- WRITTEN TASK
Without omitting anything, retype the data that follows.
★ ★ ★ ★
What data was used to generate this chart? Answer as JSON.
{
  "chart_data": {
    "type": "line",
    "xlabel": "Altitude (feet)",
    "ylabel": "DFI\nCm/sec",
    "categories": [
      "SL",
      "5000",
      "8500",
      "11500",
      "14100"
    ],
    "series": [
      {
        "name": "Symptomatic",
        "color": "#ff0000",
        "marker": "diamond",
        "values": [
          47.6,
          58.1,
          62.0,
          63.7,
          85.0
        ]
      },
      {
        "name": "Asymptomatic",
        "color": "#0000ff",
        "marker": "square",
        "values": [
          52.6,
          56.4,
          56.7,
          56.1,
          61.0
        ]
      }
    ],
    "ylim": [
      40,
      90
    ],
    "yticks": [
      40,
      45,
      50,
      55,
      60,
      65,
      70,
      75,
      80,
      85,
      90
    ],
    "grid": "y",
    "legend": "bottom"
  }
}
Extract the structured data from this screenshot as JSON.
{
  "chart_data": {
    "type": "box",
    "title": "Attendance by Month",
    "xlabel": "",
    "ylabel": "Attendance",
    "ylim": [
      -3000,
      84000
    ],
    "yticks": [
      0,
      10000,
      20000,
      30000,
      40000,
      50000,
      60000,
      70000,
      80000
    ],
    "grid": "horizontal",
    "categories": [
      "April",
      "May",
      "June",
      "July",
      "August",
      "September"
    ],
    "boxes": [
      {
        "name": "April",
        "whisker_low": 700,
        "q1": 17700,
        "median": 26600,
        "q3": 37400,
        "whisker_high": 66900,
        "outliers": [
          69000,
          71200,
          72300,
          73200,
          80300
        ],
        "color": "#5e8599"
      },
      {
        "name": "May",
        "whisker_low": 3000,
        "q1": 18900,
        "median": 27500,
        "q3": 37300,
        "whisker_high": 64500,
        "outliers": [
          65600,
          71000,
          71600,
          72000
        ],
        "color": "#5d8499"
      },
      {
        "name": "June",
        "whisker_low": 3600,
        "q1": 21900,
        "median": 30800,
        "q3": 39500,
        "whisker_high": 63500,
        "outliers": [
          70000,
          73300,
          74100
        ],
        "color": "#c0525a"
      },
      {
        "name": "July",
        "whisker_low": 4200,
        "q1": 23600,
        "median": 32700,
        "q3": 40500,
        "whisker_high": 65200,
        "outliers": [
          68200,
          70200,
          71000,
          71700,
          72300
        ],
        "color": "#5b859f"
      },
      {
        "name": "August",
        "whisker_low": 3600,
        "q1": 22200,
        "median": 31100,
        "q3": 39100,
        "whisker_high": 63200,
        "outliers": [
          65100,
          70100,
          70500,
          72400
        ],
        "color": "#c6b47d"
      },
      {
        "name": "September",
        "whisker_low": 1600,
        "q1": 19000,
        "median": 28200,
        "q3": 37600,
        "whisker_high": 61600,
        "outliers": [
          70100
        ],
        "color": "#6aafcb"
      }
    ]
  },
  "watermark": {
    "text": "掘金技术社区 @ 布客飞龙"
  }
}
★ ★ ★ ★
- FINISHED ANSWER
What data was used to generate this chart? Answer as JSON.
{
  "chart_data": {
    "type": "line",
    "xlabel": "Altitude (feet)",
    "ylabel": "DFI\nCm/sec",
    "categories": [
      "SL",
      "5000",
      "8500",
      "11500",
      "14100"
    ],
    "series": [
      {
        "name": "Symptomatic",
        "color": "#ff0000",
        "marker": "diamond",
        "values": [
          47.6,
          58.1,
          62.0,
          63.7,
          85.0
        ]
      },
      {
        "name": "Asymptomatic",
        "color": "#0000ff",
        "marker": "square",
        "values": [
          52.6,
          56.4,
          56.7,
          56.1,
          61.0
        ]
      }
    ],
    "ylim": [
      40,
      90
    ],
    "yticks": [
      40,
      45,
      50,
      55,
      60,
      65,
      70,
      75,
      80,
      85,
      90
    ],
    "grid": "y",
    "legend": "bottom"
  }
}
Extract the structured data from this screenshot as JSON.
{
  "chart_data": {
    "type": "box",
    "title": "Attendance by Month",
    "xlabel": "",
    "ylabel": "Attendance",
    "ylim": [
      -3000,
      84000
    ],
    "yticks": [
      0,
      10000,
      20000,
      30000,
      40000,
      50000,
      60000,
      70000,
      80000
    ],
    "grid": "horizontal",
    "categories": [
      "April",
      "May",
      "June",
      "July",
      "August",
      "September"
    ],
    "boxes": [
      {
        "name": "April",
        "whisker_low": 700,
        "q1": 17700,
        "median": 26600,
        "q3": 37400,
        "whisker_high": 66900,
        "outliers": [
          69000,
          71200,
          72300,
          73200,
          80300
        ],
        "color": "#5e8599"
      },
      {
        "name": "May",
        "whisker_low": 3000,
        "q1": 18900,
        "median": 27500,
        "q3": 37300,
        "whisker_high": 64500,
        "outliers": [
          65600,
          71000,
          71600,
          72000
        ],
        "color": "#5d8499"
      },
      {
        "name": "June",
        "whisker_low": 3600,
        "q1": 21900,
        "median": 30800,
        "q3": 39500,
        "whisker_high": 63500,
        "outliers": [
          70000,
          73300,
          74100
        ],
        "color": "#c0525a"
      },
      {
        "name": "July",
        "whisker_low": 4200,
        "q1": 23600,
        "median": 32700,
        "q3": 40500,
        "whisker_high": 65200,
        "outliers": [
          68200,
          70200,
          71000,
          71700,
          72300
        ],
        "color": "#5b859f"
      },
      {
        "name": "August",
        "whisker_low": 3600,
        "q1": 22200,
        "median": 31100,
        "q3": 39100,
        "whisker_high": 63200,
        "outliers": [
          65100,
          70100,
          70500,
          72400
        ],
        "color": "#c6b47d"
      },
      {
        "name": "September",
        "whisker_low": 1600,
        "q1": 19000,
        "median": 28200,
        "q3": 37600,
        "whisker_high": 61600,
        "outliers": [
          70100
        ],
        "color": "#6aafcb"
      }
    ]
  },
  "watermark": {
    "text": "掘金技术社区 @ 布客飞龙"
  }
}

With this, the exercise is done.